┌─ Information supplied

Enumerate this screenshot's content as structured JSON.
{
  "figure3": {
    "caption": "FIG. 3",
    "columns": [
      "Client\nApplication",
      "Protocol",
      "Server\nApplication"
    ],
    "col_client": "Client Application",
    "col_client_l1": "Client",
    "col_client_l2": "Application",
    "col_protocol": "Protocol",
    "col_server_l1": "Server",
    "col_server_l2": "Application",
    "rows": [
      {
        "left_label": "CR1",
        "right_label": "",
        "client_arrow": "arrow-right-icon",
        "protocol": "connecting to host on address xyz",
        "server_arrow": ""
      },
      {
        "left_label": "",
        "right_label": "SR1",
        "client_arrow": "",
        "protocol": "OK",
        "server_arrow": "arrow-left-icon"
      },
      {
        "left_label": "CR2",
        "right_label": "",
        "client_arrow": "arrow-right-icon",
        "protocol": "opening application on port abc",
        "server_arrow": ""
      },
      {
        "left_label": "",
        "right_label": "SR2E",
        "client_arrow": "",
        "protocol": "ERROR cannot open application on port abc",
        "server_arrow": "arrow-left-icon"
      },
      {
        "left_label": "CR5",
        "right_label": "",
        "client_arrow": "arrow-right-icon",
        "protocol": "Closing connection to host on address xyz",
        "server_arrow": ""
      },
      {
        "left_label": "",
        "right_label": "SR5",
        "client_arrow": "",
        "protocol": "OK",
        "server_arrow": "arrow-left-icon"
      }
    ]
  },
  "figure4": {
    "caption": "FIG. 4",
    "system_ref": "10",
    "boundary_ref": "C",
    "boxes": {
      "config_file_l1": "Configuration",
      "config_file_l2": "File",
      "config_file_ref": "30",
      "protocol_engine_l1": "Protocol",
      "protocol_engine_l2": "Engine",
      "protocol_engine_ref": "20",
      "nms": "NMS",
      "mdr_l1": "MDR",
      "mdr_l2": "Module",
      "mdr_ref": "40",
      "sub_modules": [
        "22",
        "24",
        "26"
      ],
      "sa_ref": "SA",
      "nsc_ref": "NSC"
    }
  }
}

└─

Exercise brief → Please quote every record above exactly as it appears.

Written reply →
Enumerate this screenshot's content as structured JSON.
{
  "figure3": {
    "caption": "FIG. 3",
    "columns": [
      "Client\nApplication",
      "Protocol",
      "Server\nApplication"
    ],
    "col_client": "Client Application",
    "col_client_l1": "Client",
    "col_client_l2": "Application",
    "col_protocol": "Protocol",
    "col_server_l1": "Server",
    "col_server_l2": "Application",
    "rows": [
      {
        "left_label": "CR1",
        "right_label": "",
        "client_arrow": "arrow-right-icon",
        "protocol": "connecting to host on address xyz",
        "server_arrow": ""
      },
      {
        "left_label": "",
        "right_label": "SR1",
        "client_arrow": "",
        "protocol": "OK",
        "server_arrow": "arrow-left-icon"
      },
      {
        "left_label": "CR2",
        "right_label": "",
        "client_arrow": "arrow-right-icon",
        "protocol": "opening application on port abc",
        "server_arrow": ""
      },
      {
        "left_label": "",
        "right_label": "SR2E",
        "client_arrow": "",
        "protocol": "ERROR cannot open application on port abc",
        "server_arrow": "arrow-left-icon"
      },
      {
        "left_label": "CR5",
        "right_label": "",
        "client_arrow": "arrow-right-icon",
        "protocol": "Closing connection to host on address xyz",
        "server_arrow": ""
      },
      {
        "left_label": "",
        "right_label": "SR5",
        "client_arrow": "",
        "protocol": "OK",
        "server_arrow": "arrow-left-icon"
      }
    ]
  },
  "figure4": {
    "caption": "FIG. 4",
    "system_ref": "10",
    "boundary_ref": "C",
    "boxes": {
      "config_file_l1": "Configuration",
      "config_file_l2": "File",
      "config_file_ref": "30",
      "protocol_engine_l1": "Protocol",
      "protocol_engine_l2": "Engine",
      "protocol_engine_ref": "20",
      "nms": "NMS",
      "mdr_l1": "MDR",
      "mdr_l2": "Module",
      "mdr_ref": "40",
      "sub_modules": [
        "22",
        "24",
        "26"
      ],
      "sa_ref": "SA",
      "nsc_ref": "NSC"
    }
  }
}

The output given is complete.